**Your goal:** Each line below must be set down exactly; omit any image you find.

[Stored data]
-------------------------
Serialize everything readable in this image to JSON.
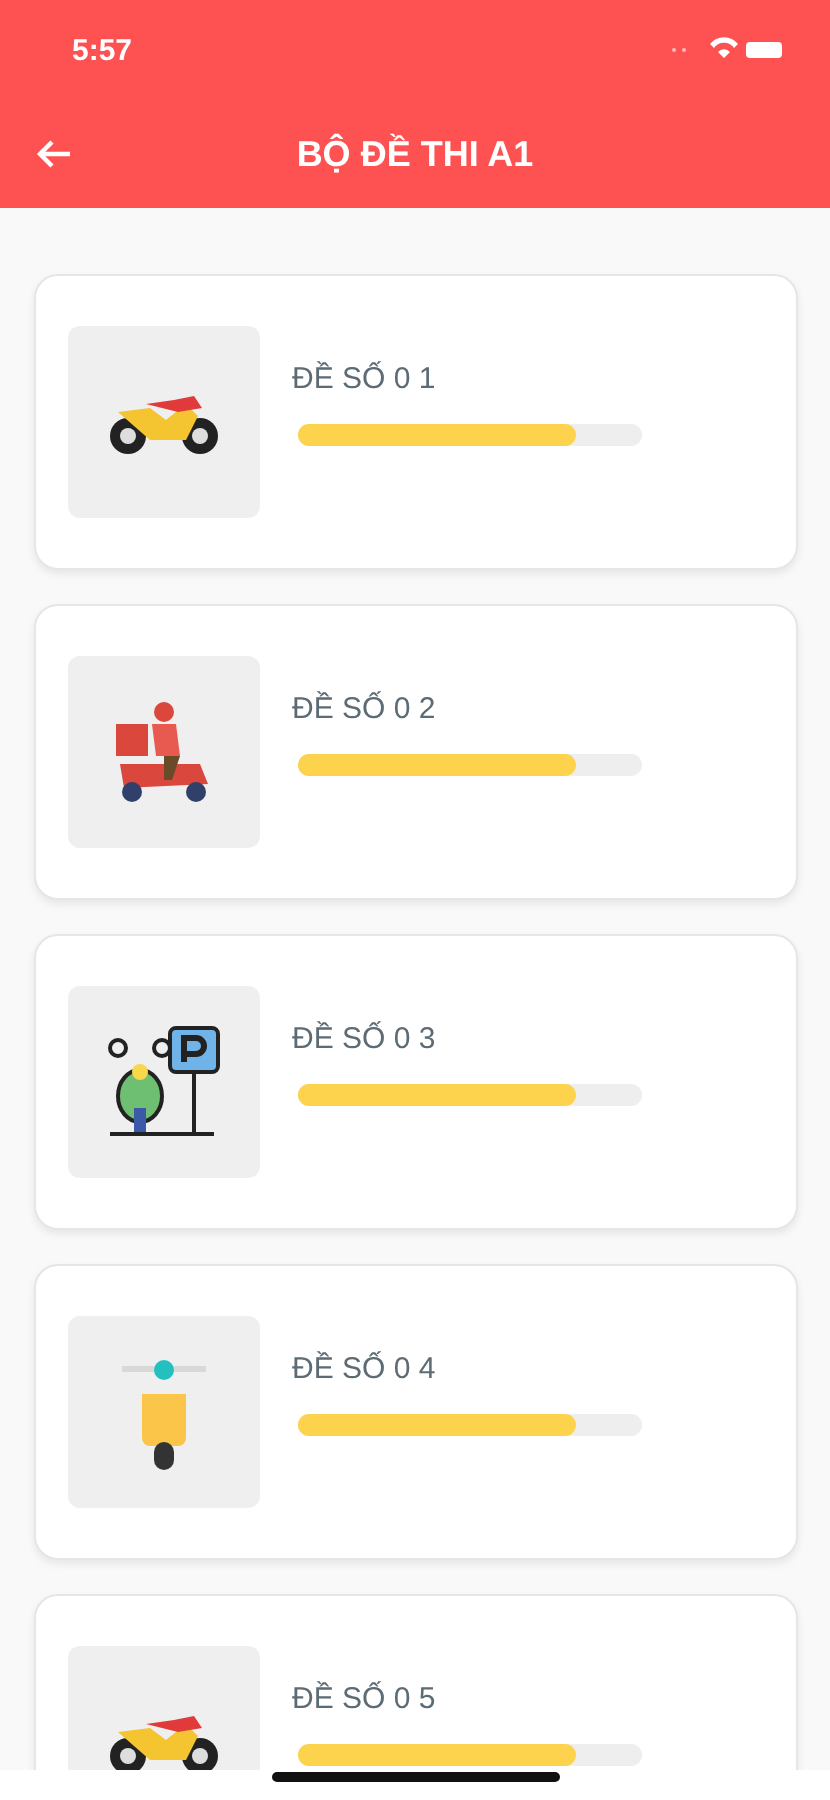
{
  "status_bar": {
    "time": "5:57"
  },
  "header": {
    "title": "BỘ ĐỀ THI A1"
  },
  "tests": [
    {
      "title": "ĐỀ SỐ 0 1",
      "level": 0.81
    },
    {
      "title": "ĐỀ SỐ 0 2",
      "level": 0.81
    },
    {
      "title": "ĐỀ SỐ 0 3",
      "level": 0.81
    },
    {
      "title": "ĐỀ SỐ 0 4",
      "level": 0.81
    },
    {
      "title": "ĐỀ SỐ 0 5",
      "level": 0.81
    }
  ]
}
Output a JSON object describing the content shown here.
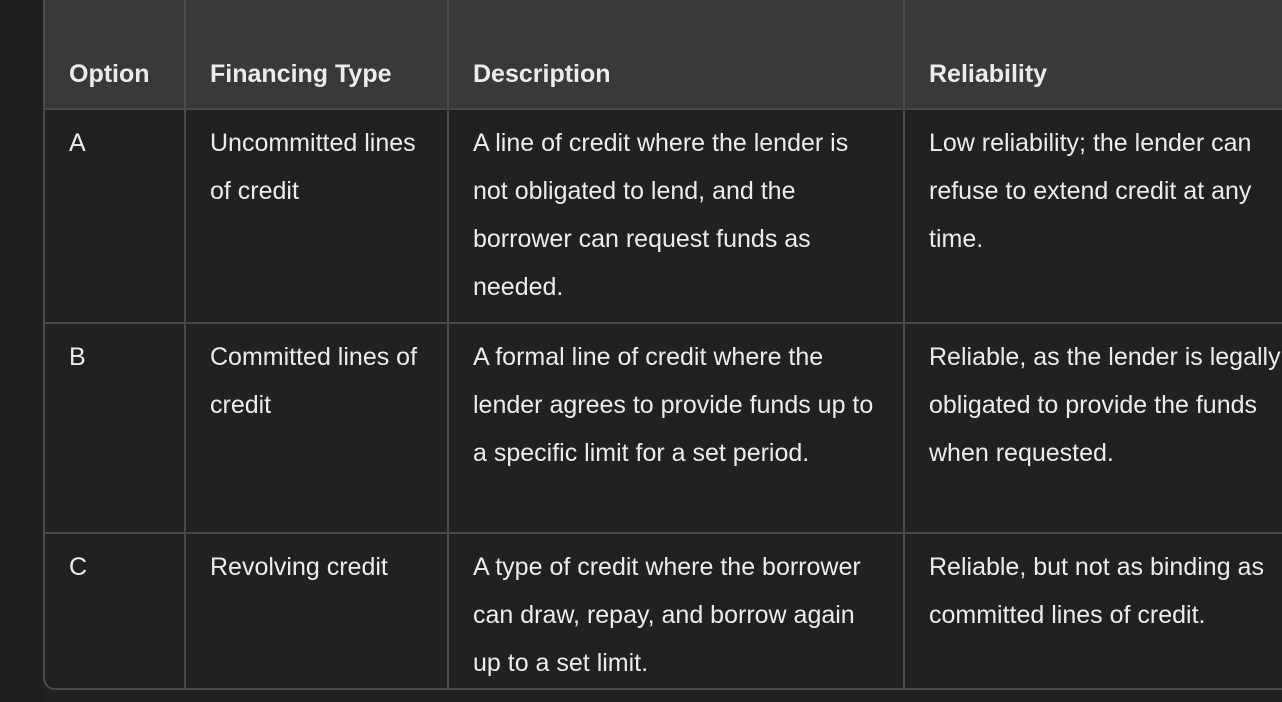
{
  "table": {
    "headers": [
      "Option",
      "Financing Type",
      "Description",
      "Reliability"
    ],
    "rows": [
      [
        "A",
        "Uncommitted lines of credit",
        "A line of credit where the lender is not obligated to lend, and the borrower can request funds as needed.",
        "Low reliability; the lender can refuse to extend credit at any time."
      ],
      [
        "B",
        "Committed lines of credit",
        "A formal line of credit where the lender agrees to provide funds up to a specific limit for a set period.",
        "Reliable, as the lender is legally obligated to provide the funds when requested."
      ],
      [
        "C",
        "Revolving credit",
        "A type of credit where the borrower can draw, repay, and borrow again up to a set limit.",
        "Reliable, but not as binding as committed lines of credit."
      ]
    ]
  }
}
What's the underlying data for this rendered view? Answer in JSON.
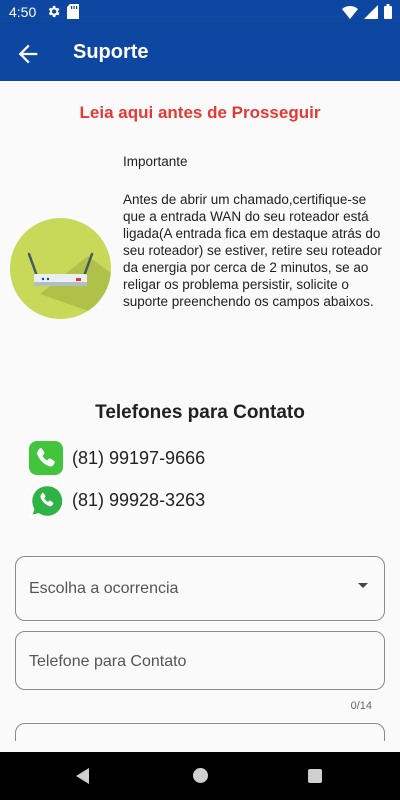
{
  "status_bar": {
    "time": "4:50",
    "left_icons": [
      "gear-icon",
      "sd-card-icon"
    ],
    "right_icons": [
      "wifi-icon",
      "signal-icon",
      "battery-icon"
    ]
  },
  "app_bar": {
    "title": "Suporte",
    "back_icon": "arrow-back-icon",
    "color": "#0d47a1"
  },
  "warning": {
    "title": "Leia aqui antes de Prosseguir",
    "color": "#e53935"
  },
  "info": {
    "image_icon": "router-icon",
    "heading": "Importante",
    "body": "Antes de abrir um chamado,certifique-se que a entrada WAN do seu roteador está ligada(A entrada fica em destaque atrás do seu roteador) se estiver, retire seu roteador da energia por cerca de 2 minutos, se ao religar os problema persistir, solicite o suporte preenchendo os campos abaixos."
  },
  "contacts": {
    "title": "Telefones para Contato",
    "phones": [
      {
        "icon": "phone-icon",
        "number": "(81) 99197-9666"
      },
      {
        "icon": "whatsapp-icon",
        "number": "(81) 99928-3263"
      }
    ]
  },
  "form": {
    "occurrence_select": {
      "placeholder": "Escolha a ocorrencia"
    },
    "phone_field": {
      "placeholder": "Telefone para Contato",
      "counter": "0/14"
    }
  },
  "nav_bar": {
    "icons": [
      "nav-back-icon",
      "nav-home-icon",
      "nav-recents-icon"
    ]
  }
}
-------------------------
**Complete output:**
Serialize everything readable in this image to JSON.
{
  "status_bar": {
    "time": "5:57"
  },
  "header": {
    "title": "BỘ ĐỀ THI A1"
  },
  "tests": [
    {
      "title": "ĐỀ SỐ 0 1",
      "level": 0.81
    },
    {
      "title": "ĐỀ SỐ 0 2",
      "level": 0.81
    },
    {
      "title": "ĐỀ SỐ 0 3",
      "level": 0.81
    },
    {
      "title": "ĐỀ SỐ 0 4",
      "level": 0.81
    },
    {
      "title": "ĐỀ SỐ 0 5",
      "level": 0.81
    }
  ]
}
Output a JSON object describing the content shown here.
{
  "table": {
    "headers": [
      "Option",
      "Financing Type",
      "Description",
      "Reliability"
    ],
    "rows": [
      [
        "A",
        "Uncommitted lines of credit",
        "A line of credit where the lender is not obligated to lend, and the borrower can request funds as needed.",
        "Low reliability; the lender can refuse to extend credit at any time."
      ],
      [
        "B",
        "Committed lines of credit",
        "A formal line of credit where the lender agrees to provide funds up to a specific limit for a set period.",
        "Reliable, as the lender is legally obligated to provide the funds when requested."
      ],
      [
        "C",
        "Revolving credit",
        "A type of credit where the borrower can draw, repay, and borrow again up to a set limit.",
        "Reliable, but not as binding as committed lines of credit."
      ]
    ]
  }
}
What's the underlying data for this rendered view? Answer in JSON.
{
  "status_bar": {
    "time": "4:50",
    "left_icons": [
      "gear-icon",
      "sd-card-icon"
    ],
    "right_icons": [
      "wifi-icon",
      "signal-icon",
      "battery-icon"
    ]
  },
  "app_bar": {
    "title": "Suporte",
    "back_icon": "arrow-back-icon",
    "color": "#0d47a1"
  },
  "warning": {
    "title": "Leia aqui antes de Prosseguir",
    "color": "#e53935"
  },
  "info": {
    "image_icon": "router-icon",
    "heading": "Importante",
    "body": "Antes de abrir um chamado,certifique-se que a entrada WAN do seu roteador está ligada(A entrada fica em destaque atrás do seu roteador) se estiver, retire seu roteador da energia por cerca de 2 minutos, se ao religar os problema persistir, solicite o suporte preenchendo os campos abaixos."
  },
  "contacts": {
    "title": "Telefones para Contato",
    "phones": [
      {
        "icon": "phone-icon",
        "number": "(81) 99197-9666"
      },
      {
        "icon": "whatsapp-icon",
        "number": "(81) 99928-3263"
      }
    ]
  },
  "form": {
    "occurrence_select": {
      "placeholder": "Escolha a ocorrencia"
    },
    "phone_field": {
      "placeholder": "Telefone para Contato",
      "counter": "0/14"
    }
  },
  "nav_bar": {
    "icons": [
      "nav-back-icon",
      "nav-home-icon",
      "nav-recents-icon"
    ]
  }
}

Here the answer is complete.